◆ Requirements
Print the listing below in its entirety, character for character.

[Items listed in a dataset]
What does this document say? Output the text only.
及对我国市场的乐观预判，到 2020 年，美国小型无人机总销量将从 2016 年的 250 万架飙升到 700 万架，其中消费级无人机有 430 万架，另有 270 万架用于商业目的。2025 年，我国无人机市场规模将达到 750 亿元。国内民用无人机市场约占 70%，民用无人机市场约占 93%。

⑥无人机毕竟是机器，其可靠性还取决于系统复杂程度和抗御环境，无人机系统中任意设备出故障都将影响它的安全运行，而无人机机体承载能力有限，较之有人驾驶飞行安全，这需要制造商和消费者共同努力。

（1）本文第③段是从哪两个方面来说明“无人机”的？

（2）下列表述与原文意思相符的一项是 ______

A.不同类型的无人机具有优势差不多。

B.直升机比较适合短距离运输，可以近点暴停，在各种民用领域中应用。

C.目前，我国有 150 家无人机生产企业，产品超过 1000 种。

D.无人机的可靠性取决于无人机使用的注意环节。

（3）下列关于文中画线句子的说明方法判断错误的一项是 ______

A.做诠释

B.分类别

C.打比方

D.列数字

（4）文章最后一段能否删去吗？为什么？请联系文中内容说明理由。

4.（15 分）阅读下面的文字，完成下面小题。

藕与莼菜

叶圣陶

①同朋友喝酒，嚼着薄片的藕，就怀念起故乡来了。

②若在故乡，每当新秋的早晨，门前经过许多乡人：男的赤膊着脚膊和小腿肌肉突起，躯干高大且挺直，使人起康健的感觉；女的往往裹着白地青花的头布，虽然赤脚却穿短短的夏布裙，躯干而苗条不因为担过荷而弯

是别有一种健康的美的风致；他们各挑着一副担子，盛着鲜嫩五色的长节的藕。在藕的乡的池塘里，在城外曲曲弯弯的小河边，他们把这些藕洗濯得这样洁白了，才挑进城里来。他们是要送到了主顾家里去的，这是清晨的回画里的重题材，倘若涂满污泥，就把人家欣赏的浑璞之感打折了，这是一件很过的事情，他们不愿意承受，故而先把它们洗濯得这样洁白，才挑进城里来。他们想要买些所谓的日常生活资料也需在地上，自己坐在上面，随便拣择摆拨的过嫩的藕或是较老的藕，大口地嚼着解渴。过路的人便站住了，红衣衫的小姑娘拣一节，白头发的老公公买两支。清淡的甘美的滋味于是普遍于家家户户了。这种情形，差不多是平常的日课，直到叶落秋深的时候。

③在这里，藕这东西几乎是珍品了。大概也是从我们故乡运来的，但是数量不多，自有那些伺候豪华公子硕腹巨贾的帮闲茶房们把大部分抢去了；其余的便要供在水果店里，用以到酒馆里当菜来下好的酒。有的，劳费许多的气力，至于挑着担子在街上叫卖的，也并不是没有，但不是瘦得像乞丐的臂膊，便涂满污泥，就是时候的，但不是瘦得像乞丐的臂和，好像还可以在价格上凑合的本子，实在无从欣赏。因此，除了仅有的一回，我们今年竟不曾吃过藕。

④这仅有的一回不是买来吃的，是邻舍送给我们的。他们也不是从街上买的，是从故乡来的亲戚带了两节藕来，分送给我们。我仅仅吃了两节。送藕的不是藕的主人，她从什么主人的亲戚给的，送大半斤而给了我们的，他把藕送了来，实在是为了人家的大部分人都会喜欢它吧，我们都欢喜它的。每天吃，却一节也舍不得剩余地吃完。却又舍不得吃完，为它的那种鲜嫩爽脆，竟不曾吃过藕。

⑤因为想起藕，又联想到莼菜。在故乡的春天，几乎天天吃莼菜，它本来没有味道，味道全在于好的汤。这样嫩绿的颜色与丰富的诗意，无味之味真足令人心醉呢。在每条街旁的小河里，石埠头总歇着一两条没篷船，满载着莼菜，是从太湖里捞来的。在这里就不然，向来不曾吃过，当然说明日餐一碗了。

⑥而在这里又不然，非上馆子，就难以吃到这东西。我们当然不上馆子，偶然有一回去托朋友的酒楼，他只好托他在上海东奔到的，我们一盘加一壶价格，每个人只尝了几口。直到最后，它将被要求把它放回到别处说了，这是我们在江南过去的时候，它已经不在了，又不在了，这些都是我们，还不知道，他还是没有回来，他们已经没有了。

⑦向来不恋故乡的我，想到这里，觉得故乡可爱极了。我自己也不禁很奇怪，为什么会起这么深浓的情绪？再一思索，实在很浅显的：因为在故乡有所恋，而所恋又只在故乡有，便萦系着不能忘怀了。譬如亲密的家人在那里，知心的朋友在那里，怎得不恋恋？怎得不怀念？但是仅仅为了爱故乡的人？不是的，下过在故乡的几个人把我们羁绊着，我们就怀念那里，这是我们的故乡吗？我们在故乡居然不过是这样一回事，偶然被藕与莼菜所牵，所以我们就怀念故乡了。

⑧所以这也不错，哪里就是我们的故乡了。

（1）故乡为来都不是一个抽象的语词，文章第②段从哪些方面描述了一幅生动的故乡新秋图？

◆ The solution
What does this document say? Output the text only.
及对我国市场的乐观预判，到 2020 年，美国小型无人机总销量将从 2016 年的 250 万架飙升到 700 万架，其中消费级无人机有 430 万架，另有 270 万架用于商业目的。2025 年，我国无人机市场规模将达到 750 亿元。国内民用无人机市场约占 70%，民用无人机市场约占 93%。

⑥无人机毕竟是机器，其可靠性还取决于系统复杂程度和抗御环境，无人机系统中任意设备出故障都将影响它的安全运行，而无人机机体承载能力有限，较之有人驾驶飞行安全，这需要制造商和消费者共同努力。

（1）本文第③段是从哪两个方面来说明“无人机”的？

（2）下列表述与原文意思相符的一项是 ______

A.不同类型的无人机具有优势差不多。

B.直升机比较适合短距离运输，可以近点暴停，在各种民用领域中应用。

C.目前，我国有 150 家无人机生产企业，产品超过 1000 种。

D.无人机的可靠性取决于无人机使用的注意环节。

（3）下列关于文中画线句子的说明方法判断错误的一项是 ______

A.做诠释

B.分类别

C.打比方

D.列数字

（4）文章最后一段能否删去吗？为什么？请联系文中内容说明理由。

4.（15 分）阅读下面的文字，完成下面小题。

藕与莼菜

叶圣陶

①同朋友喝酒，嚼着薄片的藕，就怀念起故乡来了。

②若在故乡，每当新秋的早晨，门前经过许多乡人：男的赤膊着脚膊和小腿肌肉突起，躯干高大且挺直，使人起康健的感觉；女的往往裹着白地青花的头布，虽然赤脚却穿短短的夏布裙，躯干而苗条不因为担过荷而弯

是别有一种健康的美的风致；他们各挑着一副担子，盛着鲜嫩五色的长节的藕。在藕的乡的池塘里，在城外曲曲弯弯的小河边，他们把这些藕洗濯得这样洁白了，才挑进城里来。他们是要送到了主顾家里去的，这是清晨的回画里的重题材，倘若涂满污泥，就把人家欣赏的浑璞之感打折了，这是一件很过的事情，他们不愿意承受，故而先把它们洗濯得这样洁白，才挑进城里来。他们想要买些所谓的日常生活资料也需在地上，自己坐在上面，随便拣择摆拨的过嫩的藕或是较老的藕，大口地嚼着解渴。过路的人便站住了，红衣衫的小姑娘拣一节，白头发的老公公买两支。清淡的甘美的滋味于是普遍于家家户户了。这种情形，差不多是平常的日课，直到叶落秋深的时候。

③在这里，藕这东西几乎是珍品了。大概也是从我们故乡运来的，但是数量不多，自有那些伺候豪华公子硕腹巨贾的帮闲茶房们把大部分抢去了；其余的便要供在水果店里，用以到酒馆里当菜来下好的酒。有的，劳费许多的气力，至于挑着担子在街上叫卖的，也并不是没有，但不是瘦得像乞丐的臂膊，便涂满污泥，就是时候的，但不是瘦得像乞丐的臂和，好像还可以在价格上凑合的本子，实在无从欣赏。因此，除了仅有的一回，我们今年竟不曾吃过藕。

④这仅有的一回不是买来吃的，是邻舍送给我们的。他们也不是从街上买的，是从故乡来的亲戚带了两节藕来，分送给我们。我仅仅吃了两节。送藕的不是藕的主人，她从什么主人的亲戚给的，送大半斤而给了我们的，他把藕送了来，实在是为了人家的大部分人都会喜欢它吧，我们都欢喜它的。每天吃，却一节也舍不得剩余地吃完。却又舍不得吃完，为它的那种鲜嫩爽脆，竟不曾吃过藕。

⑤因为想起藕，又联想到莼菜。在故乡的春天，几乎天天吃莼菜，它本来没有味道，味道全在于好的汤。这样嫩绿的颜色与丰富的诗意，无味之味真足令人心醉呢。在每条街旁的小河里，石埠头总歇着一两条没篷船，满载着莼菜，是从太湖里捞来的。在这里就不然，向来不曾吃过，当然说明日餐一碗了。

⑥而在这里又不然，非上馆子，就难以吃到这东西。我们当然不上馆子，偶然有一回去托朋友的酒楼，他只好托他在上海东奔到的，我们一盘加一壶价格，每个人只尝了几口。直到最后，它将被要求把它放回到别处说了，这是我们在江南过去的时候，它已经不在了，又不在了，这些都是我们，还不知道，他还是没有回来，他们已经没有了。

⑦向来不恋故乡的我，想到这里，觉得故乡可爱极了。我自己也不禁很奇怪，为什么会起这么深浓的情绪？再一思索，实在很浅显的：因为在故乡有所恋，而所恋又只在故乡有，便萦系着不能忘怀了。譬如亲密的家人在那里，知心的朋友在那里，怎得不恋恋？怎得不怀念？但是仅仅为了爱故乡的人？不是的，下过在故乡的几个人把我们羁绊着，我们就怀念那里，这是我们的故乡吗？我们在故乡居然不过是这样一回事，偶然被藕与莼菜所牵，所以我们就怀念故乡了。

⑧所以这也不错，哪里就是我们的故乡了。

（1）故乡为来都不是一个抽象的语词，文章第②段从哪些方面描述了一幅生动的故乡新秋图？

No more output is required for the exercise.